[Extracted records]
********

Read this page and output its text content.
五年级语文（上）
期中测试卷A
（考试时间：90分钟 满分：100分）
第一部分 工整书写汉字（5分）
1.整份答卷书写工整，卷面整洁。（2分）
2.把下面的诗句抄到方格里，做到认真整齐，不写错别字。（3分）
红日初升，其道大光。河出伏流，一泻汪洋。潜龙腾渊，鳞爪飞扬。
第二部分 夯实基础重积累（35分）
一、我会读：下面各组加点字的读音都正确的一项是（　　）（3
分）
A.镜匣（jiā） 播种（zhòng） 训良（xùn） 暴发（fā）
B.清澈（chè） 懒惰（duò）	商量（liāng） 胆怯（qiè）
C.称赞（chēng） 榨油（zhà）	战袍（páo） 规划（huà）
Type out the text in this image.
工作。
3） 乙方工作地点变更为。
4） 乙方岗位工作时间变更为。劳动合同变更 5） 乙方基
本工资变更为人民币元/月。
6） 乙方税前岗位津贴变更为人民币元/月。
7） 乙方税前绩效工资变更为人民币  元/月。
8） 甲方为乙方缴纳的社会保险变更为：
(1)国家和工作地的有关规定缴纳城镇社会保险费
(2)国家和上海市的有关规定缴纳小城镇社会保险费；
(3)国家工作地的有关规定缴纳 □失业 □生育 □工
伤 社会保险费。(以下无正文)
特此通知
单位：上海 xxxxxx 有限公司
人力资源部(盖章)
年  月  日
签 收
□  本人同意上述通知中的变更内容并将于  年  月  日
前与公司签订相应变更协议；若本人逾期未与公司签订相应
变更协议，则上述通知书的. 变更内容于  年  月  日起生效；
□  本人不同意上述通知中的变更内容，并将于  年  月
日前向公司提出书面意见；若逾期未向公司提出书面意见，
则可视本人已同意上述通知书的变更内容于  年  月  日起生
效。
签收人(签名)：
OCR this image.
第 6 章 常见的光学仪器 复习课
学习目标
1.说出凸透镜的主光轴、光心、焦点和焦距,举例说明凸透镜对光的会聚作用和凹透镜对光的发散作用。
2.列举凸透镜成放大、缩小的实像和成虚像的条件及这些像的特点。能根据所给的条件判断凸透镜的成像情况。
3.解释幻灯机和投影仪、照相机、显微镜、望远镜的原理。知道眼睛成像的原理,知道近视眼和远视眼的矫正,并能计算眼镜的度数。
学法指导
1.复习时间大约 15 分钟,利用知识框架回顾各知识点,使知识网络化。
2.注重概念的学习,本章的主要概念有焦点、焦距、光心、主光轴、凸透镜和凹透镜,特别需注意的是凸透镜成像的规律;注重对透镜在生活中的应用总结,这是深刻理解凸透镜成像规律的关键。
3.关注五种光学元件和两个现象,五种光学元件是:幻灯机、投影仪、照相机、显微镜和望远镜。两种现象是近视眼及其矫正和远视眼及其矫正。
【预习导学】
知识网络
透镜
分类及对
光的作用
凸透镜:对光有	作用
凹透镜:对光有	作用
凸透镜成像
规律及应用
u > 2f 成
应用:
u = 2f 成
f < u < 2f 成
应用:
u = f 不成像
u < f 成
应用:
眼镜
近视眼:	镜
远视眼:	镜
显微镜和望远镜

********

Instructions for the task
Without changing a word, restate the whole listing.

The solution
Read this page and output its text content.
五年级语文（上）
期中测试卷A
（考试时间：90分钟 满分：100分）
第一部分 工整书写汉字（5分）
1.整份答卷书写工整，卷面整洁。（2分）
2.把下面的诗句抄到方格里，做到认真整齐，不写错别字。（3分）
红日初升，其道大光。河出伏流，一泻汪洋。潜龙腾渊，鳞爪飞扬。
第二部分 夯实基础重积累（35分）
一、我会读：下面各组加点字的读音都正确的一项是（　　）（3
分）
A.镜匣（jiā） 播种（zhòng） 训良（xùn） 暴发（fā）
B.清澈（chè） 懒惰（duò）	商量（liāng） 胆怯（qiè）
C.称赞（chēng） 榨油（zhà）	战袍（páo） 规划（huà）
Type out the text in this image.
工作。
3） 乙方工作地点变更为。
4） 乙方岗位工作时间变更为。劳动合同变更 5） 乙方基
本工资变更为人民币元/月。
6） 乙方税前岗位津贴变更为人民币元/月。
7） 乙方税前绩效工资变更为人民币  元/月。
8） 甲方为乙方缴纳的社会保险变更为：
(1)国家和工作地的有关规定缴纳城镇社会保险费
(2)国家和上海市的有关规定缴纳小城镇社会保险费；
(3)国家工作地的有关规定缴纳 □失业 □生育 □工
伤 社会保险费。(以下无正文)
特此通知
单位：上海 xxxxxx 有限公司
人力资源部(盖章)
年  月  日
签 收
□  本人同意上述通知中的变更内容并将于  年  月  日
前与公司签订相应变更协议；若本人逾期未与公司签订相应
变更协议，则上述通知书的. 变更内容于  年  月  日起生效；
□  本人不同意上述通知中的变更内容，并将于  年  月
日前向公司提出书面意见；若逾期未向公司提出书面意见，
则可视本人已同意上述通知书的变更内容于  年  月  日起生
效。
签收人(签名)：
OCR this image.
第 6 章 常见的光学仪器 复习课
学习目标
1.说出凸透镜的主光轴、光心、焦点和焦距,举例说明凸透镜对光的会聚作用和凹透镜对光的发散作用。
2.列举凸透镜成放大、缩小的实像和成虚像的条件及这些像的特点。能根据所给的条件判断凸透镜的成像情况。
3.解释幻灯机和投影仪、照相机、显微镜、望远镜的原理。知道眼睛成像的原理,知道近视眼和远视眼的矫正,并能计算眼镜的度数。
学法指导
1.复习时间大约 15 分钟,利用知识框架回顾各知识点,使知识网络化。
2.注重概念的学习,本章的主要概念有焦点、焦距、光心、主光轴、凸透镜和凹透镜,特别需注意的是凸透镜成像的规律;注重对透镜在生活中的应用总结,这是深刻理解凸透镜成像规律的关键。
3.关注五种光学元件和两个现象,五种光学元件是:幻灯机、投影仪、照相机、显微镜和望远镜。两种现象是近视眼及其矫正和远视眼及其矫正。
【预习导学】
知识网络
透镜
分类及对
光的作用
凸透镜:对光有	作用
凹透镜:对光有	作用
凸透镜成像
规律及应用
u > 2f 成
应用:
u = 2f 成
f < u < 2f 成
应用:
u = f 不成像
u < f 成
应用:
眼镜
近视眼:	镜
远视眼:	镜
显微镜和望远镜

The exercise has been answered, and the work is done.